— WHAT YOU NEED TO DO —
Give back each entry unchanged, minus pictures.

━━━━━━━━

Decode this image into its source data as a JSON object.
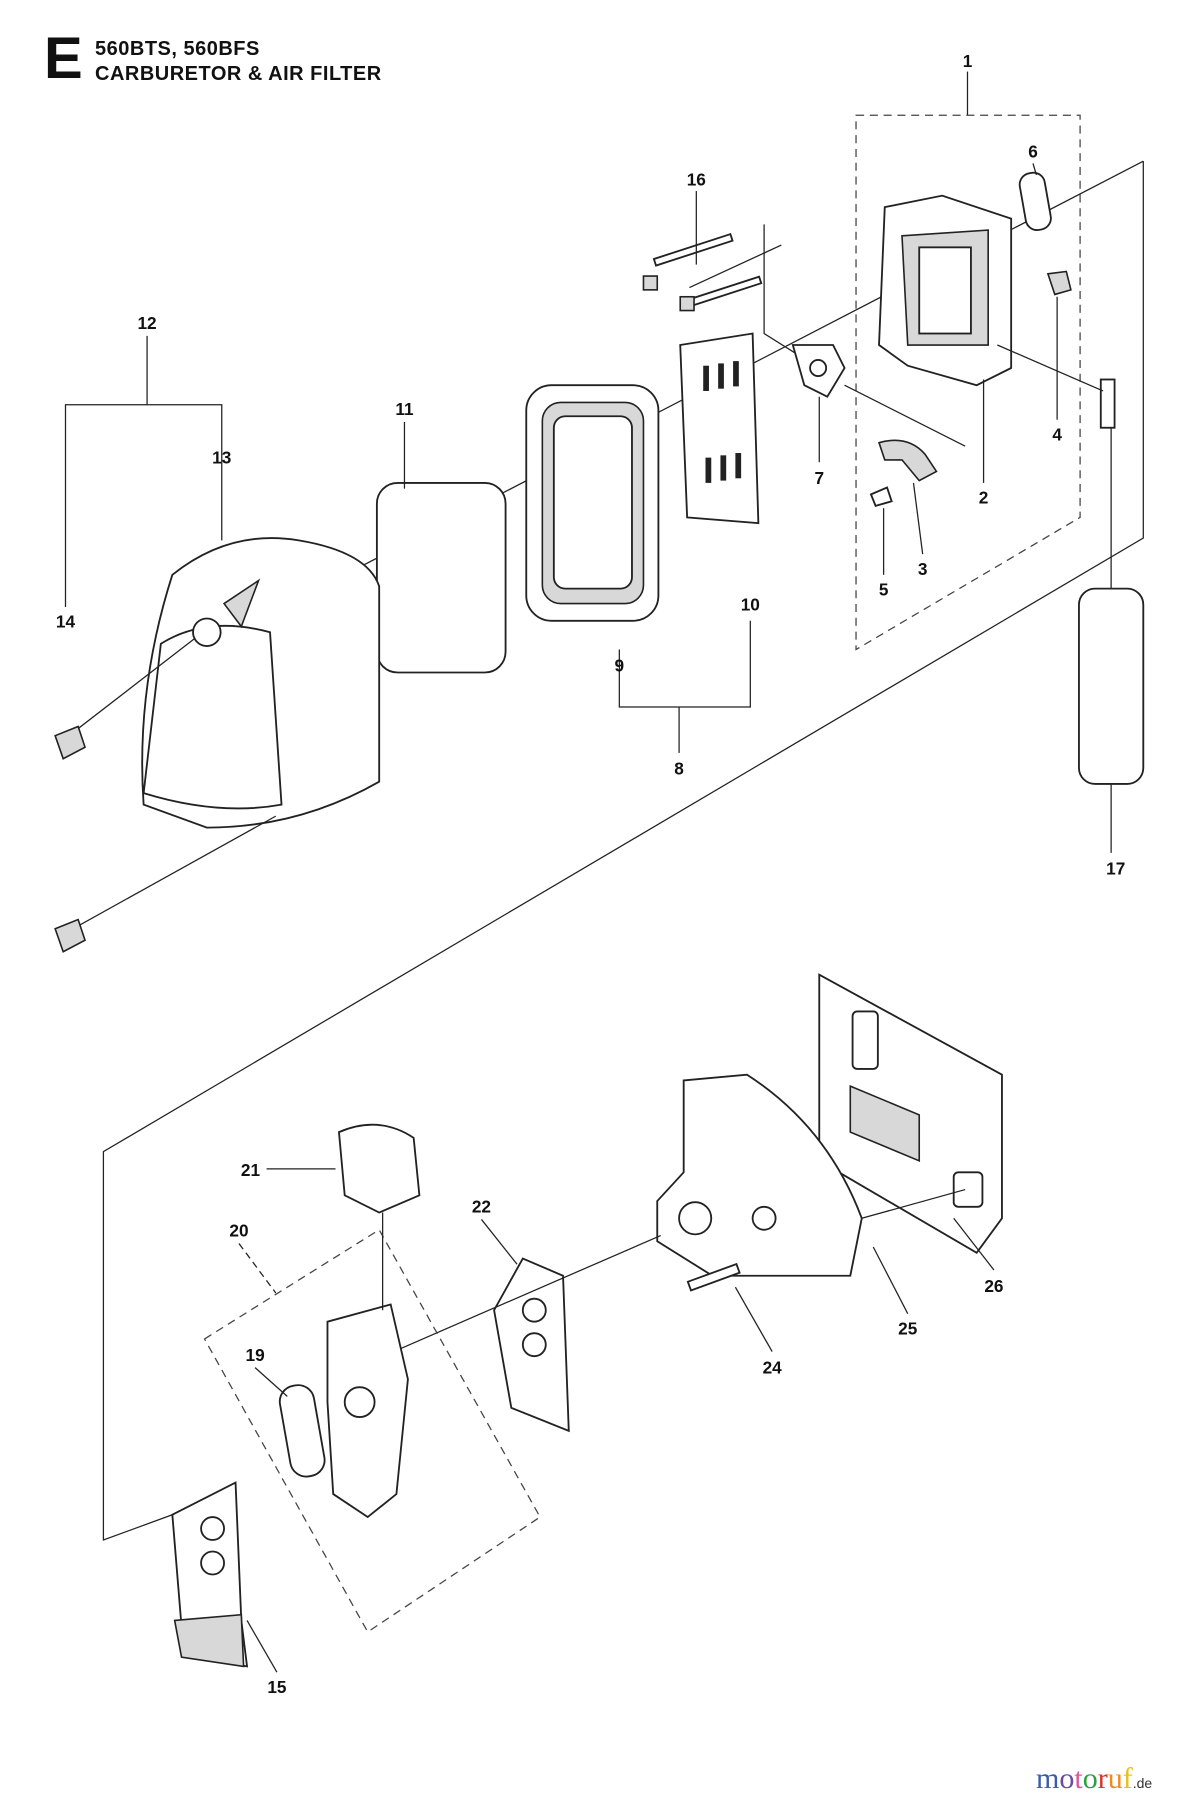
{
  "header": {
    "section_letter": "E",
    "models": "560BTS, 560BFS",
    "title": "CARBURETOR & AIR FILTER"
  },
  "callouts": {
    "c1": "1",
    "c2": "2",
    "c3": "3",
    "c4": "4",
    "c5": "5",
    "c6": "6",
    "c7": "7",
    "c8": "8",
    "c9": "9",
    "c10": "10",
    "c11": "11",
    "c12": "12",
    "c13": "13",
    "c14": "14",
    "c15": "15",
    "c16": "16",
    "c17": "17",
    "c19": "19",
    "c20": "20",
    "c21": "21",
    "c22": "22",
    "c24": "24",
    "c25": "25",
    "c26": "26"
  },
  "watermark": {
    "letters": [
      "m",
      "o",
      "t",
      "o",
      "r",
      "u",
      "f"
    ],
    "colors": [
      "#3b5bab",
      "#6a4aa8",
      "#e0559a",
      "#2e9e3e",
      "#d8322c",
      "#f08a1c",
      "#e8c21a"
    ],
    "tld": ".de"
  }
}
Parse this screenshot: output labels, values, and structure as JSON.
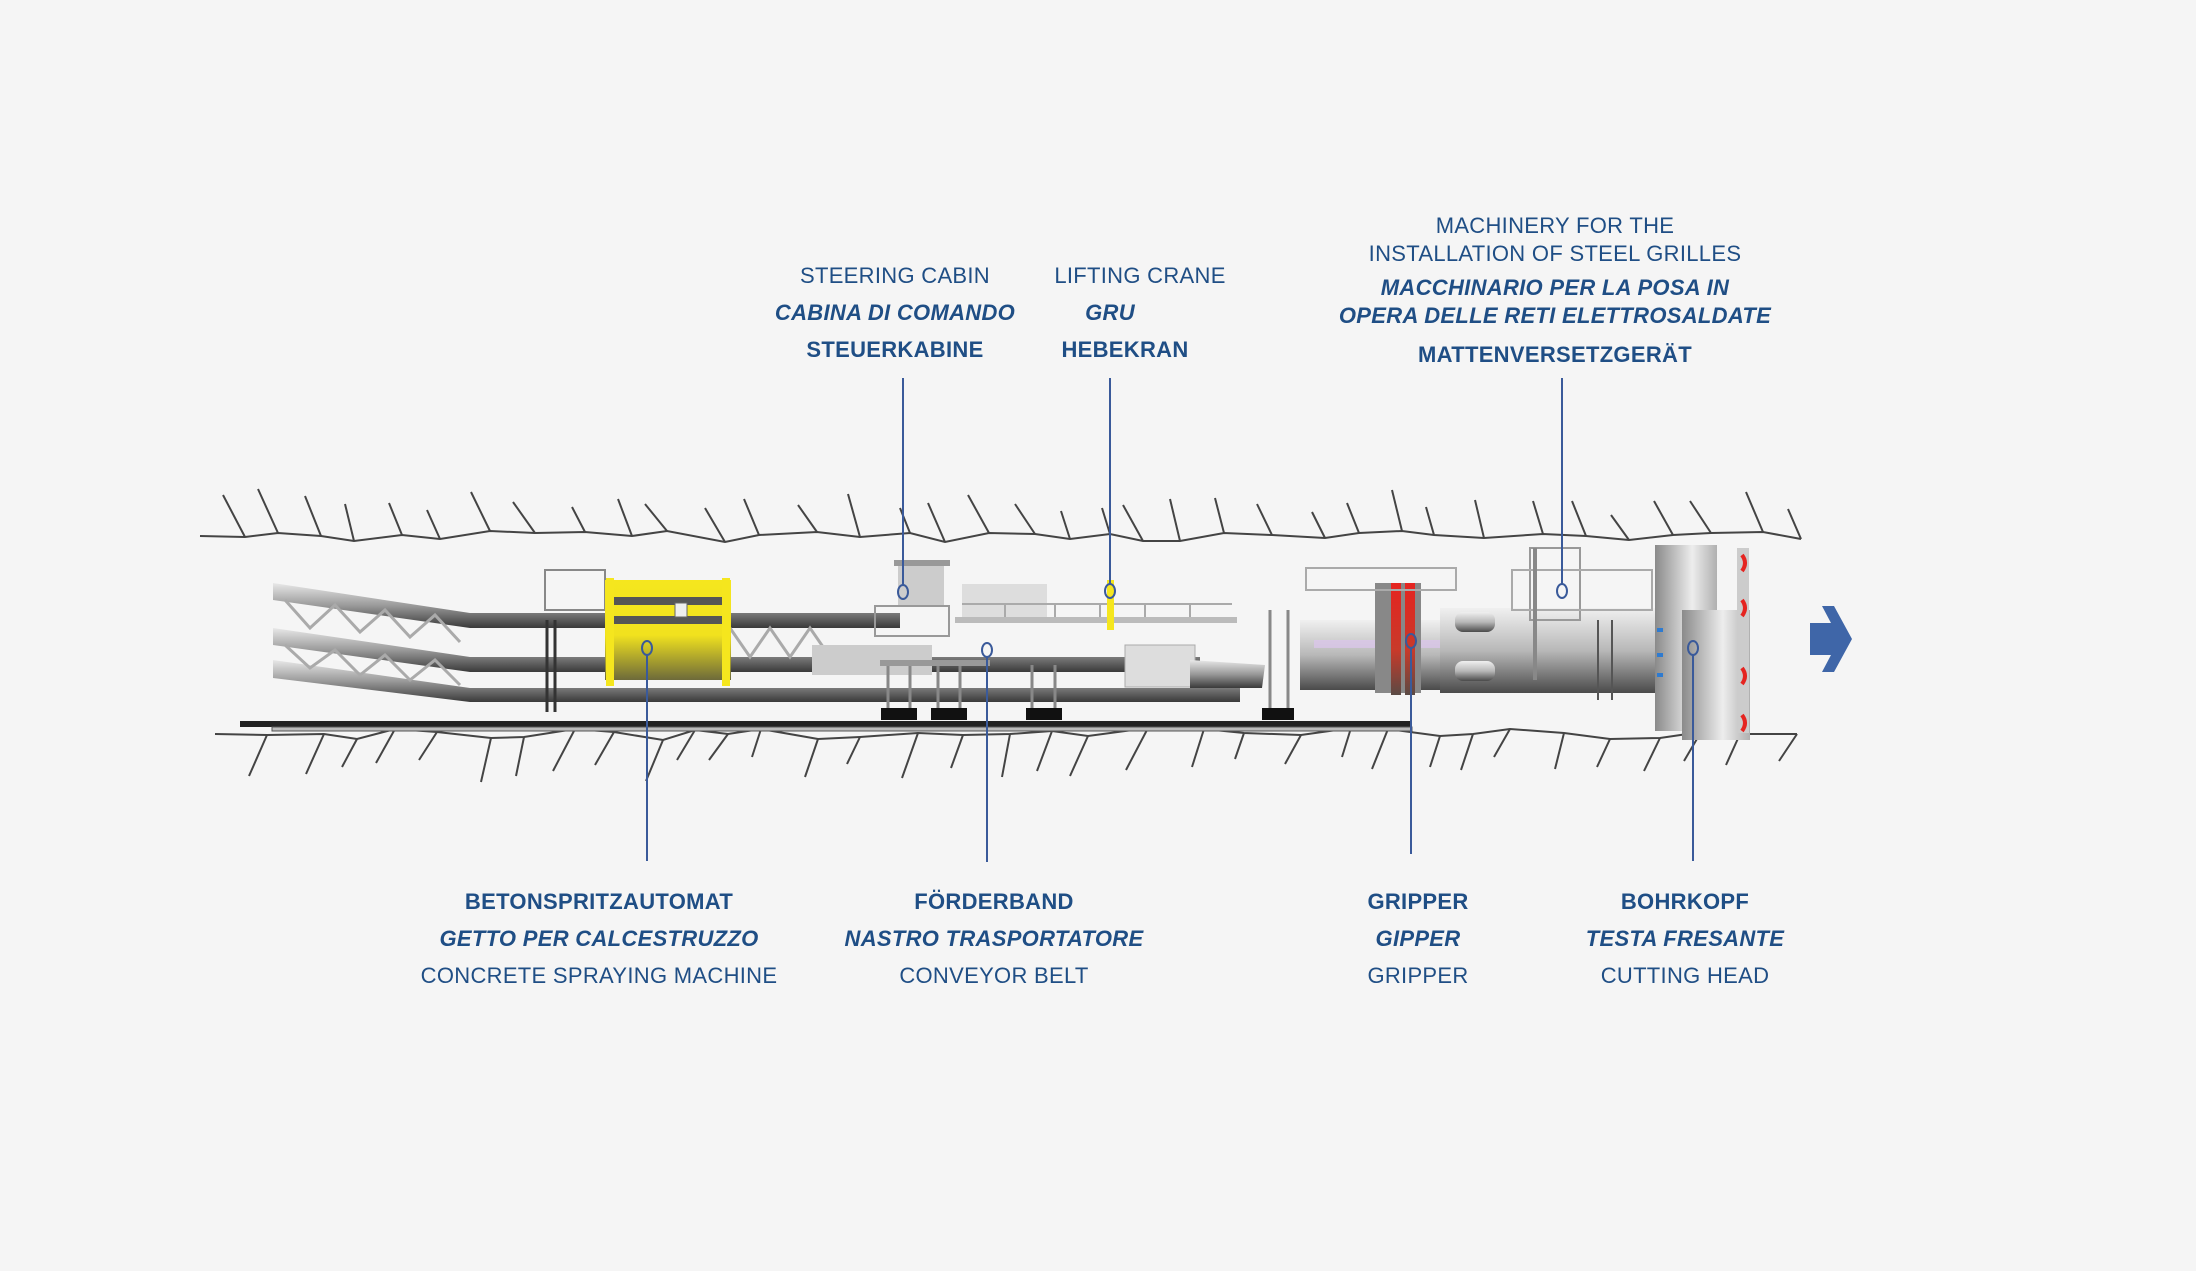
{
  "colors": {
    "label": "#1f4e85",
    "leader": "#3a5a9a",
    "arrow": "#3f66a8",
    "spray": "#f5e61e",
    "gripper": "#e52420"
  },
  "labels": {
    "steering_cabin": {
      "en": "STEERING CABIN",
      "it": "CABINA DI COMANDO",
      "de": "STEUERKABINE"
    },
    "lifting_crane": {
      "en": "LIFTING CRANE",
      "it": "GRU",
      "de": "HEBEKRAN"
    },
    "grille_machinery": {
      "en_1": "MACHINERY FOR THE",
      "en_2": "INSTALLATION OF STEEL GRILLES",
      "it_1": "MACCHINARIO PER LA POSA IN",
      "it_2": "OPERA DELLE RETI ELETTROSALDATE",
      "de": "MATTENVERSETZGERÄT"
    },
    "concrete_spraying": {
      "de": "BETONSPRITZAUTOMAT",
      "it": "GETTO PER CALCESTRUZZO",
      "en": "CONCRETE SPRAYING MACHINE"
    },
    "conveyor_belt": {
      "de": "FÖRDERBAND",
      "it": "NASTRO TRASPORTATORE",
      "en": "CONVEYOR BELT"
    },
    "gripper": {
      "de": "GRIPPER",
      "it": "GIPPER",
      "en": "GRIPPER"
    },
    "cutting_head": {
      "de": "BOHRKOPF",
      "it": "TESTA FRESANTE",
      "en": "CUTTING HEAD"
    }
  },
  "icons": {
    "direction": "chevron-right-arrow"
  }
}
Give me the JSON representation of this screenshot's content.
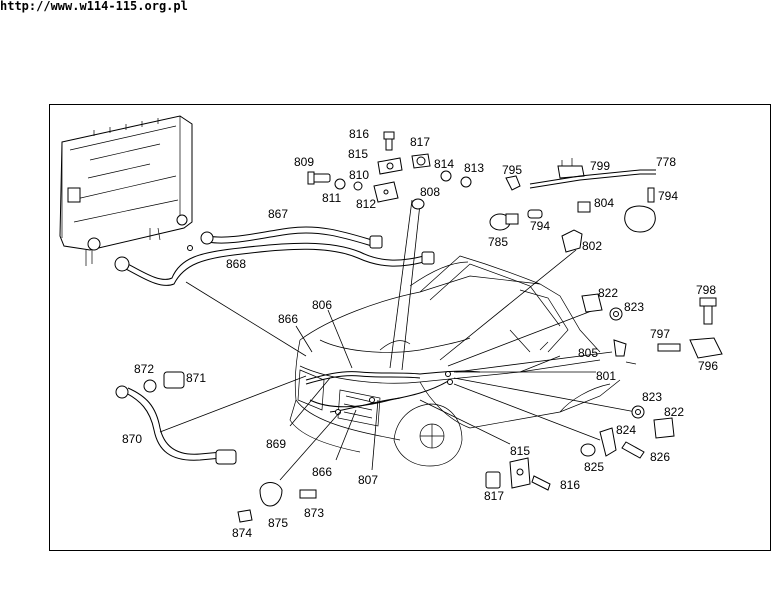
{
  "header": {
    "url": "http://www.w114-115.org.pl"
  },
  "callouts": [
    {
      "id": "c816a",
      "text": "816"
    },
    {
      "id": "c815a",
      "text": "815"
    },
    {
      "id": "c817a",
      "text": "817"
    },
    {
      "id": "c809",
      "text": "809"
    },
    {
      "id": "c810",
      "text": "810"
    },
    {
      "id": "c811",
      "text": "811"
    },
    {
      "id": "c812",
      "text": "812"
    },
    {
      "id": "c808",
      "text": "808"
    },
    {
      "id": "c814",
      "text": "814"
    },
    {
      "id": "c813",
      "text": "813"
    },
    {
      "id": "c795",
      "text": "795"
    },
    {
      "id": "c799",
      "text": "799"
    },
    {
      "id": "c778",
      "text": "778"
    },
    {
      "id": "c794a",
      "text": "794"
    },
    {
      "id": "c804",
      "text": "804"
    },
    {
      "id": "c794b",
      "text": "794"
    },
    {
      "id": "c785",
      "text": "785"
    },
    {
      "id": "c802",
      "text": "802"
    },
    {
      "id": "c867",
      "text": "867"
    },
    {
      "id": "c868",
      "text": "868"
    },
    {
      "id": "c806",
      "text": "806"
    },
    {
      "id": "c866a",
      "text": "866"
    },
    {
      "id": "c822a",
      "text": "822"
    },
    {
      "id": "c823a",
      "text": "823"
    },
    {
      "id": "c798",
      "text": "798"
    },
    {
      "id": "c797",
      "text": "797"
    },
    {
      "id": "c796",
      "text": "796"
    },
    {
      "id": "c805",
      "text": "805"
    },
    {
      "id": "c801",
      "text": "801"
    },
    {
      "id": "c872",
      "text": "872"
    },
    {
      "id": "c871",
      "text": "871"
    },
    {
      "id": "c870",
      "text": "870"
    },
    {
      "id": "c869",
      "text": "869"
    },
    {
      "id": "c866b",
      "text": "866"
    },
    {
      "id": "c807",
      "text": "807"
    },
    {
      "id": "c823b",
      "text": "823"
    },
    {
      "id": "c822b",
      "text": "822"
    },
    {
      "id": "c824",
      "text": "824"
    },
    {
      "id": "c825",
      "text": "825"
    },
    {
      "id": "c826",
      "text": "826"
    },
    {
      "id": "c815b",
      "text": "815"
    },
    {
      "id": "c817b",
      "text": "817"
    },
    {
      "id": "c816b",
      "text": "816"
    },
    {
      "id": "c875",
      "text": "875"
    },
    {
      "id": "c873",
      "text": "873"
    },
    {
      "id": "c874",
      "text": "874"
    }
  ]
}
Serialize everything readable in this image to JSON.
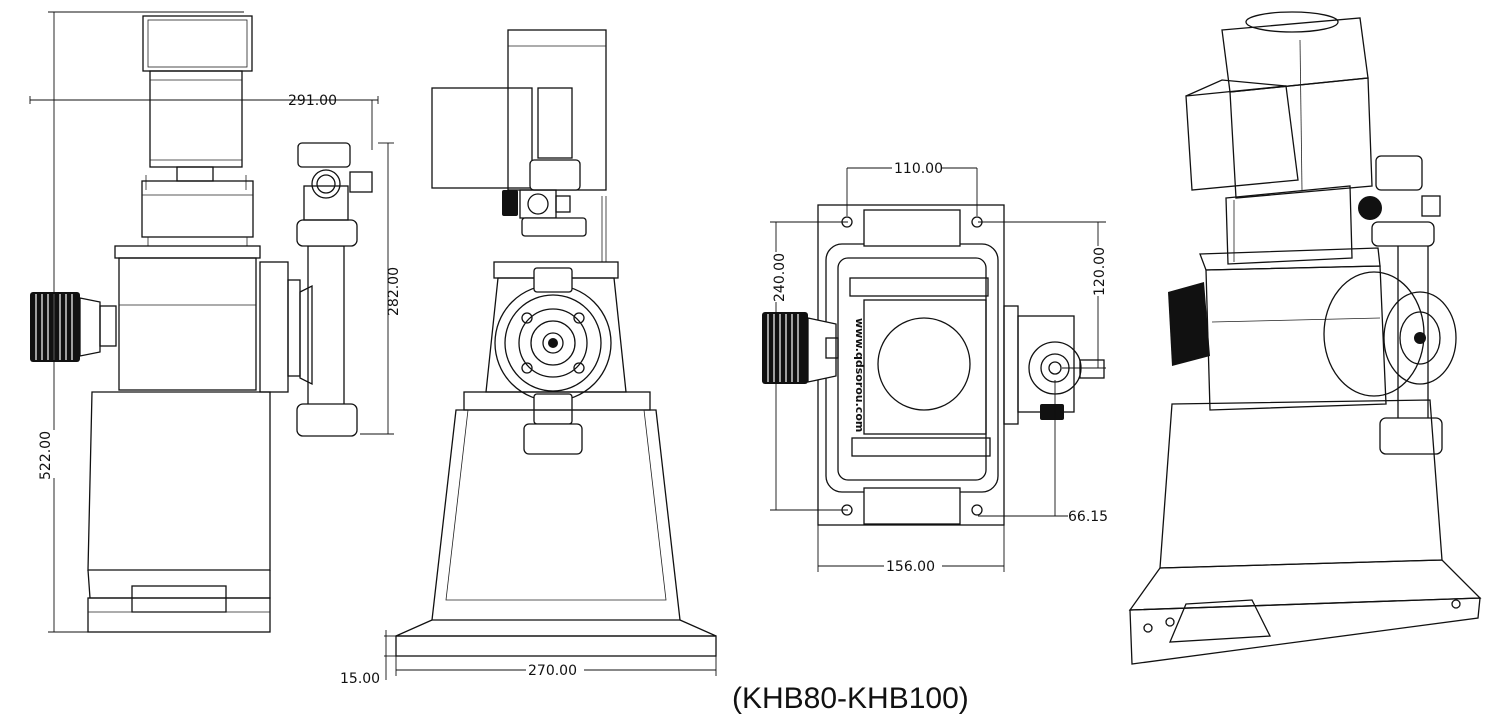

━━━━━━━━

— REPLY —
Decode this image into its source data as a JSON object.
{
  "header": {
    "section_letter": "E",
    "models": "560BTS, 560BFS",
    "title": "CARBURETOR & AIR FILTER"
  },
  "callouts": {
    "c1": "1",
    "c2": "2",
    "c3": "3",
    "c4": "4",
    "c5": "5",
    "c6": "6",
    "c7": "7",
    "c8": "8",
    "c9": "9",
    "c10": "10",
    "c11": "11",
    "c12": "12",
    "c13": "13",
    "c14": "14",
    "c15": "15",
    "c16": "16",
    "c17": "17",
    "c19": "19",
    "c20": "20",
    "c21": "21",
    "c22": "22",
    "c24": "24",
    "c25": "25",
    "c26": "26"
  },
  "watermark": {
    "letters": [
      "m",
      "o",
      "t",
      "o",
      "r",
      "u",
      "f"
    ],
    "colors": [
      "#3b5bab",
      "#6a4aa8",
      "#e0559a",
      "#2e9e3e",
      "#d8322c",
      "#f08a1c",
      "#e8c21a"
    ],
    "tld": ".de"
  }
}
Parse this screenshot: output labels, values, and structure as JSON.
{
  "colors": {
    "label": "#1f4e85",
    "leader": "#3a5a9a",
    "arrow": "#3f66a8",
    "spray": "#f5e61e",
    "gripper": "#e52420"
  },
  "labels": {
    "steering_cabin": {
      "en": "STEERING CABIN",
      "it": "CABINA DI COMANDO",
      "de": "STEUERKABINE"
    },
    "lifting_crane": {
      "en": "LIFTING CRANE",
      "it": "GRU",
      "de": "HEBEKRAN"
    },
    "grille_machinery": {
      "en_1": "MACHINERY FOR THE",
      "en_2": "INSTALLATION OF STEEL GRILLES",
      "it_1": "MACCHINARIO PER LA POSA IN",
      "it_2": "OPERA DELLE RETI ELETTROSALDATE",
      "de": "MATTENVERSETZGERÄT"
    },
    "concrete_spraying": {
      "de": "BETONSPRITZAUTOMAT",
      "it": "GETTO PER CALCESTRUZZO",
      "en": "CONCRETE SPRAYING MACHINE"
    },
    "conveyor_belt": {
      "de": "FÖRDERBAND",
      "it": "NASTRO TRASPORTATORE",
      "en": "CONVEYOR BELT"
    },
    "gripper": {
      "de": "GRIPPER",
      "it": "GIPPER",
      "en": "GRIPPER"
    },
    "cutting_head": {
      "de": "BOHRKOPF",
      "it": "TESTA FRESANTE",
      "en": "CUTTING HEAD"
    }
  },
  "icons": {
    "direction": "chevron-right-arrow"
  }
}
Give me the JSON representation of this screenshot's content.
{
  "header": {
    "url": "http://www.w114-115.org.pl"
  },
  "callouts": [
    {
      "id": "c816a",
      "text": "816"
    },
    {
      "id": "c815a",
      "text": "815"
    },
    {
      "id": "c817a",
      "text": "817"
    },
    {
      "id": "c809",
      "text": "809"
    },
    {
      "id": "c810",
      "text": "810"
    },
    {
      "id": "c811",
      "text": "811"
    },
    {
      "id": "c812",
      "text": "812"
    },
    {
      "id": "c808",
      "text": "808"
    },
    {
      "id": "c814",
      "text": "814"
    },
    {
      "id": "c813",
      "text": "813"
    },
    {
      "id": "c795",
      "text": "795"
    },
    {
      "id": "c799",
      "text": "799"
    },
    {
      "id": "c778",
      "text": "778"
    },
    {
      "id": "c794a",
      "text": "794"
    },
    {
      "id": "c804",
      "text": "804"
    },
    {
      "id": "c794b",
      "text": "794"
    },
    {
      "id": "c785",
      "text": "785"
    },
    {
      "id": "c802",
      "text": "802"
    },
    {
      "id": "c867",
      "text": "867"
    },
    {
      "id": "c868",
      "text": "868"
    },
    {
      "id": "c806",
      "text": "806"
    },
    {
      "id": "c866a",
      "text": "866"
    },
    {
      "id": "c822a",
      "text": "822"
    },
    {
      "id": "c823a",
      "text": "823"
    },
    {
      "id": "c798",
      "text": "798"
    },
    {
      "id": "c797",
      "text": "797"
    },
    {
      "id": "c796",
      "text": "796"
    },
    {
      "id": "c805",
      "text": "805"
    },
    {
      "id": "c801",
      "text": "801"
    },
    {
      "id": "c872",
      "text": "872"
    },
    {
      "id": "c871",
      "text": "871"
    },
    {
      "id": "c870",
      "text": "870"
    },
    {
      "id": "c869",
      "text": "869"
    },
    {
      "id": "c866b",
      "text": "866"
    },
    {
      "id": "c807",
      "text": "807"
    },
    {
      "id": "c823b",
      "text": "823"
    },
    {
      "id": "c822b",
      "text": "822"
    },
    {
      "id": "c824",
      "text": "824"
    },
    {
      "id": "c825",
      "text": "825"
    },
    {
      "id": "c826",
      "text": "826"
    },
    {
      "id": "c815b",
      "text": "815"
    },
    {
      "id": "c817b",
      "text": "817"
    },
    {
      "id": "c816b",
      "text": "816"
    },
    {
      "id": "c875",
      "text": "875"
    },
    {
      "id": "c873",
      "text": "873"
    },
    {
      "id": "c874",
      "text": "874"
    }
  ]
}
Serialize everything readable in this image to JSON.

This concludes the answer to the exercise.